= Task to complete =
The data must be written out once more, precisely as given.

= Rows =

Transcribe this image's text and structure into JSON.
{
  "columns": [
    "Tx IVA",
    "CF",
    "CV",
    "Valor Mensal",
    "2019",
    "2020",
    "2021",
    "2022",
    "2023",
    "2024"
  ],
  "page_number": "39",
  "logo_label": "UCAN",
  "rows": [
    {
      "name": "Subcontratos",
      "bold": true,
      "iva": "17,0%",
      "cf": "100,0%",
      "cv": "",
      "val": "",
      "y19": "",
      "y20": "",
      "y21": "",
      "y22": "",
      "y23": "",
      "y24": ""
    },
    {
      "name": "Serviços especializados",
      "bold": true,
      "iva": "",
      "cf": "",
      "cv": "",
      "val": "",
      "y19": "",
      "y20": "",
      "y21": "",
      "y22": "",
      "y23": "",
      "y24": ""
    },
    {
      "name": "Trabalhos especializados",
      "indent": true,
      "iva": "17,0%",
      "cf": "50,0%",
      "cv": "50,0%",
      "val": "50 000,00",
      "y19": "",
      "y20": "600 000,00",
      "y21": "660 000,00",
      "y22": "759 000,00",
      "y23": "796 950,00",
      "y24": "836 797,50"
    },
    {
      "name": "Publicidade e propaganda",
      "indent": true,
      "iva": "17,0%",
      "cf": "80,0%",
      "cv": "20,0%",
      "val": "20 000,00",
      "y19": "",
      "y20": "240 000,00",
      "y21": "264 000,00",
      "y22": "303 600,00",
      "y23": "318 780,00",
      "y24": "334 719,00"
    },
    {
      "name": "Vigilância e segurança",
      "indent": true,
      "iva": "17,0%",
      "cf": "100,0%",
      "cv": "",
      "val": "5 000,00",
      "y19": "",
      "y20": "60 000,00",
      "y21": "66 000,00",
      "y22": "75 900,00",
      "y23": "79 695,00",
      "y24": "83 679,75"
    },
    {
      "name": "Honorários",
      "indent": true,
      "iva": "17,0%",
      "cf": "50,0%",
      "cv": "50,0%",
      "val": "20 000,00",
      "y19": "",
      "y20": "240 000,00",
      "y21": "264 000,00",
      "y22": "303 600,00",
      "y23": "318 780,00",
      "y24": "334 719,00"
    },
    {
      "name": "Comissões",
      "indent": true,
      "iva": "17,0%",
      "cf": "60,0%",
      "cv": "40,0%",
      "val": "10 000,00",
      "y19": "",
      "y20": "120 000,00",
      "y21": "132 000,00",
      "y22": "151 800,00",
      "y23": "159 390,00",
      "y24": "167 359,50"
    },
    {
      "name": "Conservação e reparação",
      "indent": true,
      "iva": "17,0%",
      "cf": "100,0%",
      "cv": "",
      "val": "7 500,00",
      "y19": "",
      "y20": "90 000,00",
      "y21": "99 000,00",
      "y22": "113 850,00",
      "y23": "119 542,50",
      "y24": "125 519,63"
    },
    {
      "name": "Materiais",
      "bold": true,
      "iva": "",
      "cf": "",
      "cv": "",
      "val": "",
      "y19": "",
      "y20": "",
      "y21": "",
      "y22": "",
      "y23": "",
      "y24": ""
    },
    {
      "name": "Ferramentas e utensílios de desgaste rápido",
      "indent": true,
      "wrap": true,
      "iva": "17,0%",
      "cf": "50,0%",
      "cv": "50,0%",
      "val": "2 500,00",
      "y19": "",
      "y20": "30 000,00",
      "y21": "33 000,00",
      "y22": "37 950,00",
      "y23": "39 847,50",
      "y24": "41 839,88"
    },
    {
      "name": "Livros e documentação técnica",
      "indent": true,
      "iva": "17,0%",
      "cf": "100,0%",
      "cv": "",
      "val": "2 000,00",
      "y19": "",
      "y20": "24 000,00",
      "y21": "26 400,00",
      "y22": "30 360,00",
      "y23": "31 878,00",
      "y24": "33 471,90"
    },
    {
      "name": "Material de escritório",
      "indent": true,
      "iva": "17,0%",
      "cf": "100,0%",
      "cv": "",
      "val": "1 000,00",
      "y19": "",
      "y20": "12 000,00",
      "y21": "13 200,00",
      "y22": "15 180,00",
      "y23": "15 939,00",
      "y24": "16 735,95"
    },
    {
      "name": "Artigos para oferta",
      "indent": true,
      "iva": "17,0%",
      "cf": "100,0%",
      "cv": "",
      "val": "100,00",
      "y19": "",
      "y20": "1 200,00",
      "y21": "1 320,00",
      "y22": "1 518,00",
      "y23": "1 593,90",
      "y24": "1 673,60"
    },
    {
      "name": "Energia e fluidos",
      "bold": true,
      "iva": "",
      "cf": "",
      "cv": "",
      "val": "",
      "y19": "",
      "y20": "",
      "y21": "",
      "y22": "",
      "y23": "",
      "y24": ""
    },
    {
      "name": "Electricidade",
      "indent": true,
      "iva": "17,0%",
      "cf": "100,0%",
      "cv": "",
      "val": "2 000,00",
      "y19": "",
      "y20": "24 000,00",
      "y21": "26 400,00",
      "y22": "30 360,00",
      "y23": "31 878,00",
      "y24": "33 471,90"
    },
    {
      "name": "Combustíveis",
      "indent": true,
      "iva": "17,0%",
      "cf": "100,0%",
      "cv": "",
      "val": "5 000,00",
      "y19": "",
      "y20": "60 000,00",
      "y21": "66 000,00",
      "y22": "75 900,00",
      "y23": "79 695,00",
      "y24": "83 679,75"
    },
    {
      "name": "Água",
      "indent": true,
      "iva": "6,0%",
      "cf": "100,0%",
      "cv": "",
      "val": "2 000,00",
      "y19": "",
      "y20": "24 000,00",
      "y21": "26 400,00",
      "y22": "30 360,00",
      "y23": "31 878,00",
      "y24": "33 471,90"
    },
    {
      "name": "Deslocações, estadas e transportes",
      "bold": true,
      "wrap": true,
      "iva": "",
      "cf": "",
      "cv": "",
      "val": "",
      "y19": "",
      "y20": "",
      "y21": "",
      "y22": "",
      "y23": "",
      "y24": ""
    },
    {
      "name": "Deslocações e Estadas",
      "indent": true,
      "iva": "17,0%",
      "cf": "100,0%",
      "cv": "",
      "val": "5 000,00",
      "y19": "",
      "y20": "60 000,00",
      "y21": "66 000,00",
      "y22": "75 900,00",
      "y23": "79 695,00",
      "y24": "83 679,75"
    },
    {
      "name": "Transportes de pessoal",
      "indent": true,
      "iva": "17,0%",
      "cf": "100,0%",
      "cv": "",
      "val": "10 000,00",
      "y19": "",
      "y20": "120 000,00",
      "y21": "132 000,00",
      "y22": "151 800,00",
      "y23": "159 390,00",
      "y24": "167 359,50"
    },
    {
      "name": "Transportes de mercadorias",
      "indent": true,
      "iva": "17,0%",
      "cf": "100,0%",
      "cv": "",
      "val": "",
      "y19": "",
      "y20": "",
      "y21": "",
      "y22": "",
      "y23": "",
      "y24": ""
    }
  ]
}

= Solution for this exercise =
Transcribe this image's text and structure into JSON.
{
  "columns": [
    "Tx IVA",
    "CF",
    "CV",
    "Valor Mensal",
    "2019",
    "2020",
    "2021",
    "2022",
    "2023",
    "2024"
  ],
  "page_number": "39",
  "logo_label": "UCAN",
  "rows": [
    {
      "name": "Subcontratos",
      "bold": true,
      "iva": "17,0%",
      "cf": "100,0%",
      "cv": "",
      "val": "",
      "y19": "",
      "y20": "",
      "y21": "",
      "y22": "",
      "y23": "",
      "y24": ""
    },
    {
      "name": "Serviços especializados",
      "bold": true,
      "iva": "",
      "cf": "",
      "cv": "",
      "val": "",
      "y19": "",
      "y20": "",
      "y21": "",
      "y22": "",
      "y23": "",
      "y24": ""
    },
    {
      "name": "Trabalhos especializados",
      "indent": true,
      "iva": "17,0%",
      "cf": "50,0%",
      "cv": "50,0%",
      "val": "50 000,00",
      "y19": "",
      "y20": "600 000,00",
      "y21": "660 000,00",
      "y22": "759 000,00",
      "y23": "796 950,00",
      "y24": "836 797,50"
    },
    {
      "name": "Publicidade e propaganda",
      "indent": true,
      "iva": "17,0%",
      "cf": "80,0%",
      "cv": "20,0%",
      "val": "20 000,00",
      "y19": "",
      "y20": "240 000,00",
      "y21": "264 000,00",
      "y22": "303 600,00",
      "y23": "318 780,00",
      "y24": "334 719,00"
    },
    {
      "name": "Vigilância e segurança",
      "indent": true,
      "iva": "17,0%",
      "cf": "100,0%",
      "cv": "",
      "val": "5 000,00",
      "y19": "",
      "y20": "60 000,00",
      "y21": "66 000,00",
      "y22": "75 900,00",
      "y23": "79 695,00",
      "y24": "83 679,75"
    },
    {
      "name": "Honorários",
      "indent": true,
      "iva": "17,0%",
      "cf": "50,0%",
      "cv": "50,0%",
      "val": "20 000,00",
      "y19": "",
      "y20": "240 000,00",
      "y21": "264 000,00",
      "y22": "303 600,00",
      "y23": "318 780,00",
      "y24": "334 719,00"
    },
    {
      "name": "Comissões",
      "indent": true,
      "iva": "17,0%",
      "cf": "60,0%",
      "cv": "40,0%",
      "val": "10 000,00",
      "y19": "",
      "y20": "120 000,00",
      "y21": "132 000,00",
      "y22": "151 800,00",
      "y23": "159 390,00",
      "y24": "167 359,50"
    },
    {
      "name": "Conservação e reparação",
      "indent": true,
      "iva": "17,0%",
      "cf": "100,0%",
      "cv": "",
      "val": "7 500,00",
      "y19": "",
      "y20": "90 000,00",
      "y21": "99 000,00",
      "y22": "113 850,00",
      "y23": "119 542,50",
      "y24": "125 519,63"
    },
    {
      "name": "Materiais",
      "bold": true,
      "iva": "",
      "cf": "",
      "cv": "",
      "val": "",
      "y19": "",
      "y20": "",
      "y21": "",
      "y22": "",
      "y23": "",
      "y24": ""
    },
    {
      "name": "Ferramentas e utensílios de desgaste rápido",
      "indent": true,
      "wrap": true,
      "iva": "17,0%",
      "cf": "50,0%",
      "cv": "50,0%",
      "val": "2 500,00",
      "y19": "",
      "y20": "30 000,00",
      "y21": "33 000,00",
      "y22": "37 950,00",
      "y23": "39 847,50",
      "y24": "41 839,88"
    },
    {
      "name": "Livros e documentação técnica",
      "indent": true,
      "iva": "17,0%",
      "cf": "100,0%",
      "cv": "",
      "val": "2 000,00",
      "y19": "",
      "y20": "24 000,00",
      "y21": "26 400,00",
      "y22": "30 360,00",
      "y23": "31 878,00",
      "y24": "33 471,90"
    },
    {
      "name": "Material de escritório",
      "indent": true,
      "iva": "17,0%",
      "cf": "100,0%",
      "cv": "",
      "val": "1 000,00",
      "y19": "",
      "y20": "12 000,00",
      "y21": "13 200,00",
      "y22": "15 180,00",
      "y23": "15 939,00",
      "y24": "16 735,95"
    },
    {
      "name": "Artigos para oferta",
      "indent": true,
      "iva": "17,0%",
      "cf": "100,0%",
      "cv": "",
      "val": "100,00",
      "y19": "",
      "y20": "1 200,00",
      "y21": "1 320,00",
      "y22": "1 518,00",
      "y23": "1 593,90",
      "y24": "1 673,60"
    },
    {
      "name": "Energia e fluidos",
      "bold": true,
      "iva": "",
      "cf": "",
      "cv": "",
      "val": "",
      "y19": "",
      "y20": "",
      "y21": "",
      "y22": "",
      "y23": "",
      "y24": ""
    },
    {
      "name": "Electricidade",
      "indent": true,
      "iva": "17,0%",
      "cf": "100,0%",
      "cv": "",
      "val": "2 000,00",
      "y19": "",
      "y20": "24 000,00",
      "y21": "26 400,00",
      "y22": "30 360,00",
      "y23": "31 878,00",
      "y24": "33 471,90"
    },
    {
      "name": "Combustíveis",
      "indent": true,
      "iva": "17,0%",
      "cf": "100,0%",
      "cv": "",
      "val": "5 000,00",
      "y19": "",
      "y20": "60 000,00",
      "y21": "66 000,00",
      "y22": "75 900,00",
      "y23": "79 695,00",
      "y24": "83 679,75"
    },
    {
      "name": "Água",
      "indent": true,
      "iva": "6,0%",
      "cf": "100,0%",
      "cv": "",
      "val": "2 000,00",
      "y19": "",
      "y20": "24 000,00",
      "y21": "26 400,00",
      "y22": "30 360,00",
      "y23": "31 878,00",
      "y24": "33 471,90"
    },
    {
      "name": "Deslocações, estadas e transportes",
      "bold": true,
      "wrap": true,
      "iva": "",
      "cf": "",
      "cv": "",
      "val": "",
      "y19": "",
      "y20": "",
      "y21": "",
      "y22": "",
      "y23": "",
      "y24": ""
    },
    {
      "name": "Deslocações e Estadas",
      "indent": true,
      "iva": "17,0%",
      "cf": "100,0%",
      "cv": "",
      "val": "5 000,00",
      "y19": "",
      "y20": "60 000,00",
      "y21": "66 000,00",
      "y22": "75 900,00",
      "y23": "79 695,00",
      "y24": "83 679,75"
    },
    {
      "name": "Transportes de pessoal",
      "indent": true,
      "iva": "17,0%",
      "cf": "100,0%",
      "cv": "",
      "val": "10 000,00",
      "y19": "",
      "y20": "120 000,00",
      "y21": "132 000,00",
      "y22": "151 800,00",
      "y23": "159 390,00",
      "y24": "167 359,50"
    },
    {
      "name": "Transportes de mercadorias",
      "indent": true,
      "iva": "17,0%",
      "cf": "100,0%",
      "cv": "",
      "val": "",
      "y19": "",
      "y20": "",
      "y21": "",
      "y22": "",
      "y23": "",
      "y24": ""
    }
  ]
}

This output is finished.